* _AIM OF THE EXERCISE_: Records follow. Select each line holding "highlight".

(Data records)
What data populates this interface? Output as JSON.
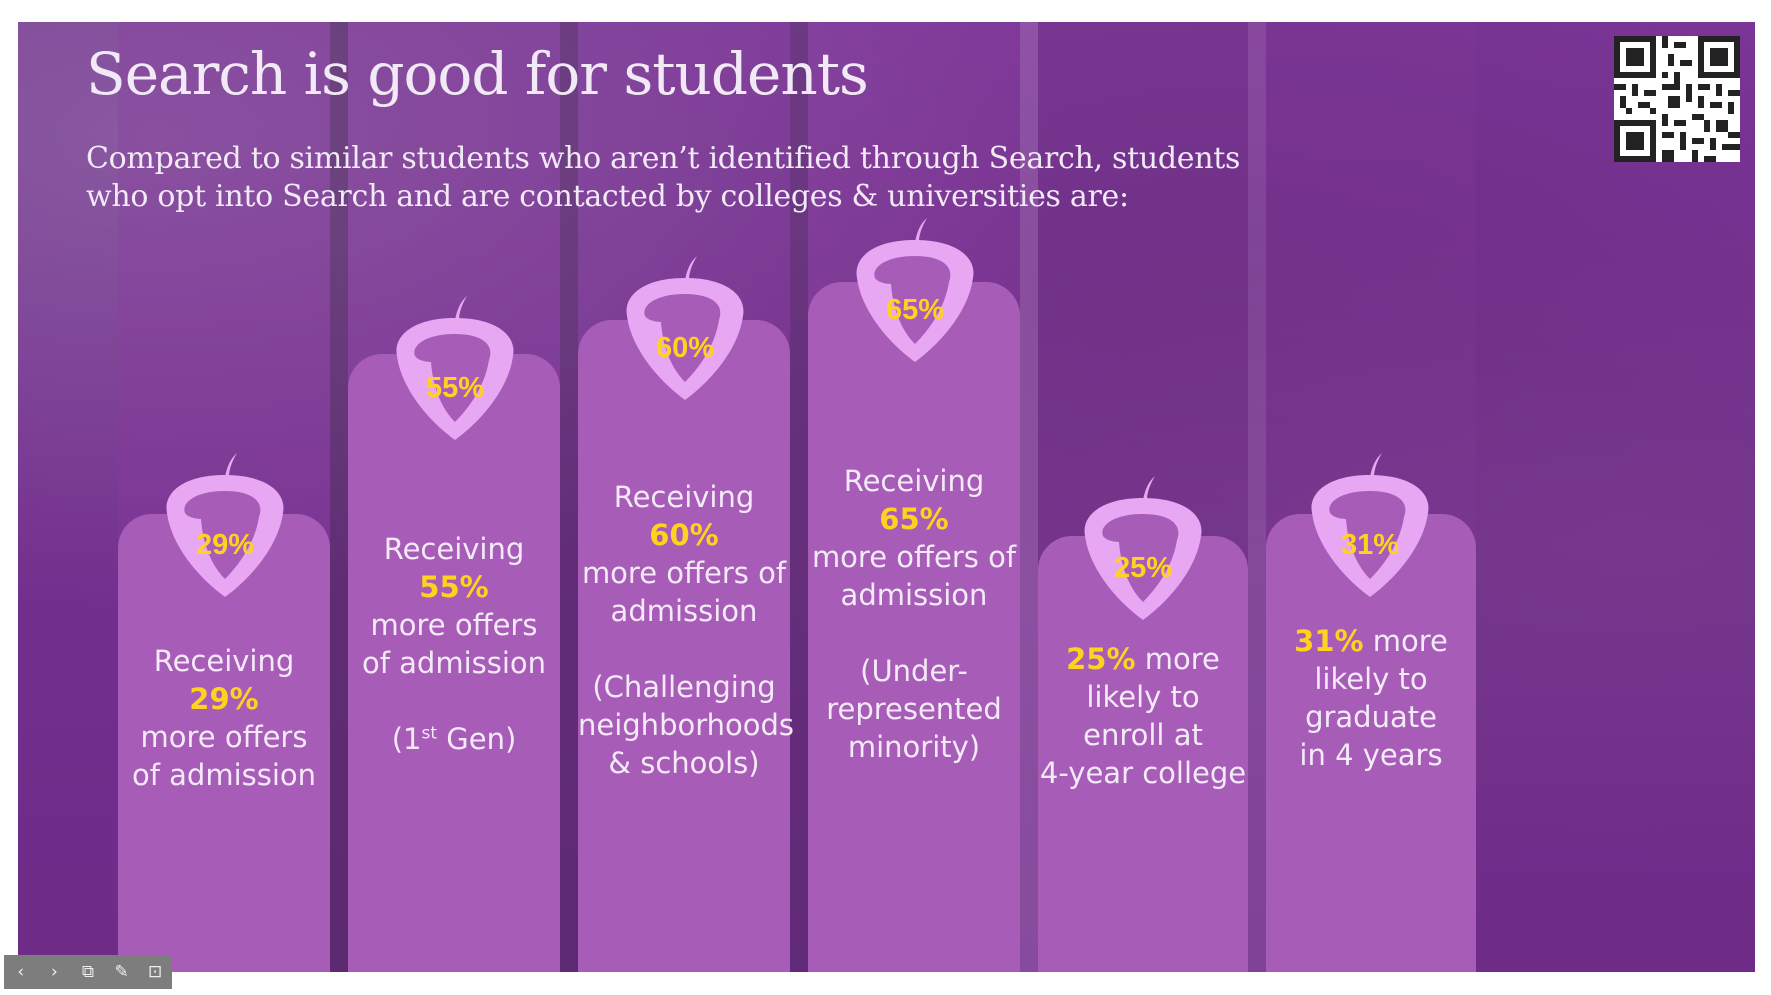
{
  "slide": {
    "title": "Search is good for students",
    "subtitle": "Compared to similar students who aren’t identified through Search, students who opt into Search and are contacted by colleges & universities are:",
    "qr_icon": "qr-code",
    "colors": {
      "background": "#74308f",
      "card": "#a75cb7",
      "acorn": "#e8a7f2",
      "highlight": "#ffd21f",
      "text": "#f4eaf7"
    }
  },
  "cards": [
    {
      "percent": "29%",
      "lead": "Receiving ",
      "highlight": "29%",
      "line1_rest": "",
      "line2": "more offers",
      "line3": "of admission",
      "note": "",
      "note_sup": "",
      "note_rest": ""
    },
    {
      "percent": "55%",
      "lead": "Receiving ",
      "highlight": "55%",
      "line2": "more offers",
      "line3": "of admission",
      "note": "(1",
      "note_sup": "st",
      "note_rest": " Gen)"
    },
    {
      "percent": "60%",
      "lead": "Receiving ",
      "highlight": "60%",
      "line2": "more offers of",
      "line3": "admission",
      "note_lines": [
        "(Challenging",
        "neighborhoods",
        "& schools)"
      ]
    },
    {
      "percent": "65%",
      "lead": "Receiving ",
      "highlight": "65%",
      "line2": "more offers of",
      "line3": "admission",
      "note_lines": [
        "(Under-",
        "represented",
        "minority)"
      ]
    },
    {
      "percent": "25%",
      "highlight": "25%",
      "rest": " more",
      "lines": [
        "likely to",
        "enroll at",
        "4-year college"
      ]
    },
    {
      "percent": "31%",
      "highlight": "31%",
      "rest": " more",
      "lines": [
        "likely to",
        "graduate",
        "in 4 years"
      ]
    }
  ],
  "toolbar": {
    "prev_icon": "‹",
    "next_icon": "›",
    "slides_icon": "⧉",
    "pen_icon": "✎",
    "present_icon": "⊡"
  }
}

* _WRITTEN SOLUTION_:
      "highlight": "#ffd21f",
      "highlight": "29%",
      "highlight": "55%",
      "highlight": "60%",
      "highlight": "65%",
      "highlight": "25%",
      "highlight": "31%",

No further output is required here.